**EXERCISE INSTRUCTIONS**
Give the listing again character for character, but drop the images.

──────────

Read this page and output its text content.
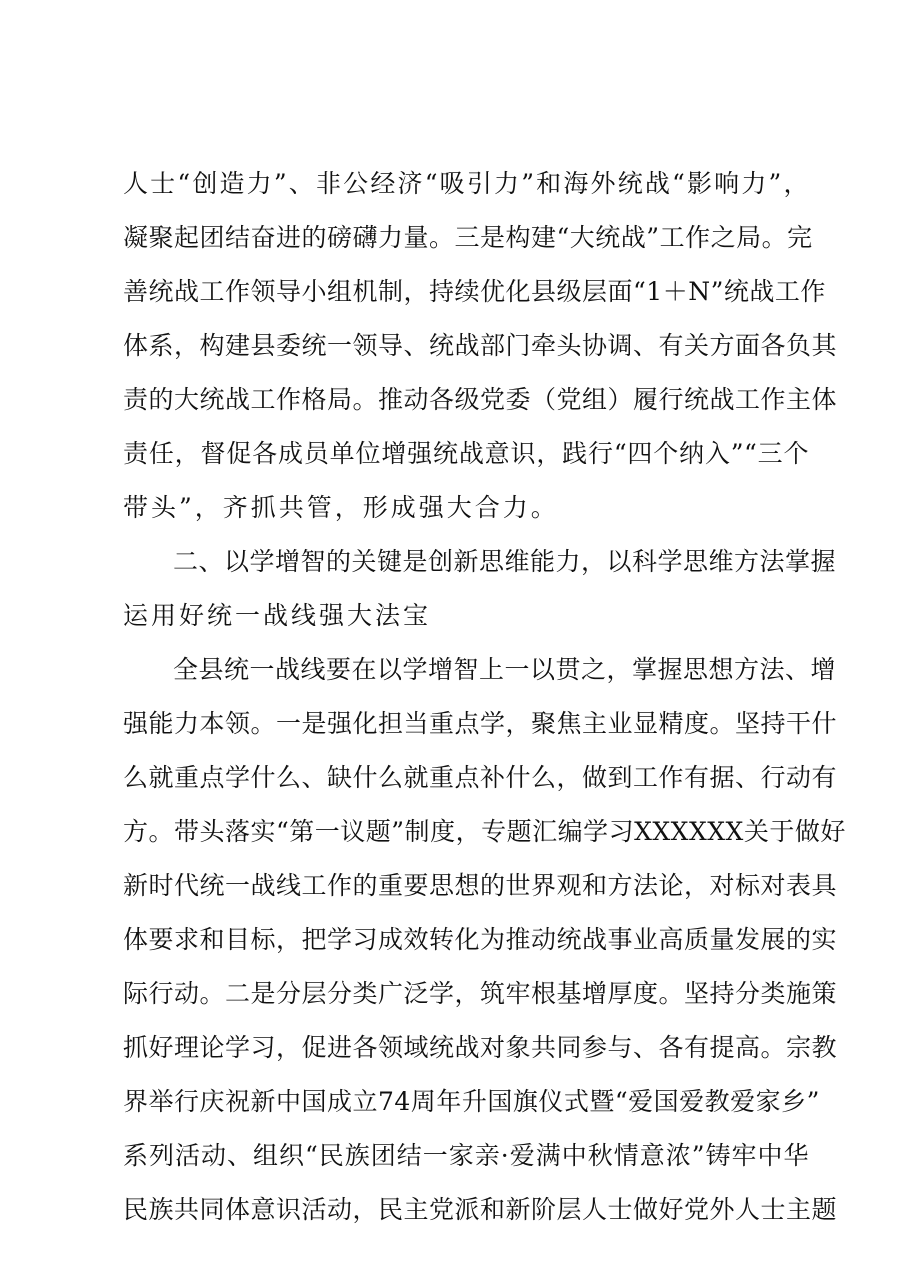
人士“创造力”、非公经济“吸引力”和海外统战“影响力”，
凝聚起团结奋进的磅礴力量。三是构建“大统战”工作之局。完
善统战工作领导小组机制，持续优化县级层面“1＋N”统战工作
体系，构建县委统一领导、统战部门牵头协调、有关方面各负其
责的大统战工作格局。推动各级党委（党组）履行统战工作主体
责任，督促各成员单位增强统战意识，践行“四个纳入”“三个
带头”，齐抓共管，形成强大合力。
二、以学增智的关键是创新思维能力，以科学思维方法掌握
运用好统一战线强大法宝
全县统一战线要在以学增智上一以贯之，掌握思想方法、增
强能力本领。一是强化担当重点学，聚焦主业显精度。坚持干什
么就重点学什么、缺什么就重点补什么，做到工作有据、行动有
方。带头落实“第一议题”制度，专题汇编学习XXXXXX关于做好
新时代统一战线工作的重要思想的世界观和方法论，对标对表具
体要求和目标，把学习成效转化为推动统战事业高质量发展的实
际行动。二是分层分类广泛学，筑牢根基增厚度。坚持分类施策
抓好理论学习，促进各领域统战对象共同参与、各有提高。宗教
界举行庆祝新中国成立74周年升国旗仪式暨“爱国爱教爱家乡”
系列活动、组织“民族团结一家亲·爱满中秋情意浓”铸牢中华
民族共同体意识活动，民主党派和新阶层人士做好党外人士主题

──────────

**EXERCISE OUTPUT**
Read this page and output its text content.
人士“创造力”、非公经济“吸引力”和海外统战“影响力”，
凝聚起团结奋进的磅礴力量。三是构建“大统战”工作之局。完
善统战工作领导小组机制，持续优化县级层面“1＋N”统战工作
体系，构建县委统一领导、统战部门牵头协调、有关方面各负其
责的大统战工作格局。推动各级党委（党组）履行统战工作主体
责任，督促各成员单位增强统战意识，践行“四个纳入”“三个
带头”，齐抓共管，形成强大合力。
二、以学增智的关键是创新思维能力，以科学思维方法掌握
运用好统一战线强大法宝
全县统一战线要在以学增智上一以贯之，掌握思想方法、增
强能力本领。一是强化担当重点学，聚焦主业显精度。坚持干什
么就重点学什么、缺什么就重点补什么，做到工作有据、行动有
方。带头落实“第一议题”制度，专题汇编学习XXXXXX关于做好
新时代统一战线工作的重要思想的世界观和方法论，对标对表具
体要求和目标，把学习成效转化为推动统战事业高质量发展的实
际行动。二是分层分类广泛学，筑牢根基增厚度。坚持分类施策
抓好理论学习，促进各领域统战对象共同参与、各有提高。宗教
界举行庆祝新中国成立74周年升国旗仪式暨“爱国爱教爱家乡”
系列活动、组织“民族团结一家亲·爱满中秋情意浓”铸牢中华
民族共同体意识活动，民主党派和新阶层人士做好党外人士主题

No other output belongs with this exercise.